Print the whole listing exactly.
........
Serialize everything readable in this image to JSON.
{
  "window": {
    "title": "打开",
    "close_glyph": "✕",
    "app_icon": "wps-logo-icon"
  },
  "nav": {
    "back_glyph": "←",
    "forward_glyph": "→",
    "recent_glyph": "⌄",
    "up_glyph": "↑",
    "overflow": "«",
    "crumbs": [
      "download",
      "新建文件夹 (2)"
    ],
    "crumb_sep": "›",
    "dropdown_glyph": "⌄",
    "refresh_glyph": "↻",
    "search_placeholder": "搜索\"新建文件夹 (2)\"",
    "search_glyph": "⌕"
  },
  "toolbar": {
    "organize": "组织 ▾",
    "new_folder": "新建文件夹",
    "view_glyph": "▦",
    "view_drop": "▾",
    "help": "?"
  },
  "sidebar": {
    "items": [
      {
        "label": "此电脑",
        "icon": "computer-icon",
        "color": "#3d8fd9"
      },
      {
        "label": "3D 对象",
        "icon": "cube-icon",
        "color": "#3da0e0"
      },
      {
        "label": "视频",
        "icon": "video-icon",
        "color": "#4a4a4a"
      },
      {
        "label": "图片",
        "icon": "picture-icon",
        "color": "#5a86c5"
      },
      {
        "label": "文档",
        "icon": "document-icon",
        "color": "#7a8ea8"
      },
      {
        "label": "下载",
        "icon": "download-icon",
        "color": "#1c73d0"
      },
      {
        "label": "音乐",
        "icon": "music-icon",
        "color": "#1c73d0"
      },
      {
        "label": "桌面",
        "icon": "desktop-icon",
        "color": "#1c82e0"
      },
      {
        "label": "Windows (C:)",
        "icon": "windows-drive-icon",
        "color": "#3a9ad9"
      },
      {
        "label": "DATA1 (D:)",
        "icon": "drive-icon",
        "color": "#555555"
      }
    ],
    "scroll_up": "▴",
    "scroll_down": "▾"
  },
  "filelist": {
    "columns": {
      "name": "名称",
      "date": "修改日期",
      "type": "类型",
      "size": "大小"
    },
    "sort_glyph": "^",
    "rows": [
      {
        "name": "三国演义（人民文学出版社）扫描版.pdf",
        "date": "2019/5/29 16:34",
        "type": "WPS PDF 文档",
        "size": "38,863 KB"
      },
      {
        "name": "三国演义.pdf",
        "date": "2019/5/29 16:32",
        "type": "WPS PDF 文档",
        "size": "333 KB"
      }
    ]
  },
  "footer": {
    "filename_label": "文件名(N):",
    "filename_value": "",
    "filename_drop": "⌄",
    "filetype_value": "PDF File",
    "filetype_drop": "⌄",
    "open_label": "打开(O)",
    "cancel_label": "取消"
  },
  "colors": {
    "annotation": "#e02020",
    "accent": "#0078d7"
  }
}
........
## Task response
Serialize everything readable in this image to JSON.
{
  "window": {
    "title": "打开",
    "close_glyph": "✕",
    "app_icon": "wps-logo-icon"
  },
  "nav": {
    "back_glyph": "←",
    "forward_glyph": "→",
    "recent_glyph": "⌄",
    "up_glyph": "↑",
    "overflow": "«",
    "crumbs": [
      "download",
      "新建文件夹 (2)"
    ],
    "crumb_sep": "›",
    "dropdown_glyph": "⌄",
    "refresh_glyph": "↻",
    "search_placeholder": "搜索\"新建文件夹 (2)\"",
    "search_glyph": "⌕"
  },
  "toolbar": {
    "organize": "组织 ▾",
    "new_folder": "新建文件夹",
    "view_glyph": "▦",
    "view_drop": "▾",
    "help": "?"
  },
  "sidebar": {
    "items": [
      {
        "label": "此电脑",
        "icon": "computer-icon",
        "color": "#3d8fd9"
      },
      {
        "label": "3D 对象",
        "icon": "cube-icon",
        "color": "#3da0e0"
      },
      {
        "label": "视频",
        "icon": "video-icon",
        "color": "#4a4a4a"
      },
      {
        "label": "图片",
        "icon": "picture-icon",
        "color": "#5a86c5"
      },
      {
        "label": "文档",
        "icon": "document-icon",
        "color": "#7a8ea8"
      },
      {
        "label": "下载",
        "icon": "download-icon",
        "color": "#1c73d0"
      },
      {
        "label": "音乐",
        "icon": "music-icon",
        "color": "#1c73d0"
      },
      {
        "label": "桌面",
        "icon": "desktop-icon",
        "color": "#1c82e0"
      },
      {
        "label": "Windows (C:)",
        "icon": "windows-drive-icon",
        "color": "#3a9ad9"
      },
      {
        "label": "DATA1 (D:)",
        "icon": "drive-icon",
        "color": "#555555"
      }
    ],
    "scroll_up": "▴",
    "scroll_down": "▾"
  },
  "filelist": {
    "columns": {
      "name": "名称",
      "date": "修改日期",
      "type": "类型",
      "size": "大小"
    },
    "sort_glyph": "^",
    "rows": [
      {
        "name": "三国演义（人民文学出版社）扫描版.pdf",
        "date": "2019/5/29 16:34",
        "type": "WPS PDF 文档",
        "size": "38,863 KB"
      },
      {
        "name": "三国演义.pdf",
        "date": "2019/5/29 16:32",
        "type": "WPS PDF 文档",
        "size": "333 KB"
      }
    ]
  },
  "footer": {
    "filename_label": "文件名(N):",
    "filename_value": "",
    "filename_drop": "⌄",
    "filetype_value": "PDF File",
    "filetype_drop": "⌄",
    "open_label": "打开(O)",
    "cancel_label": "取消"
  },
  "colors": {
    "annotation": "#e02020",
    "accent": "#0078d7"
  }
}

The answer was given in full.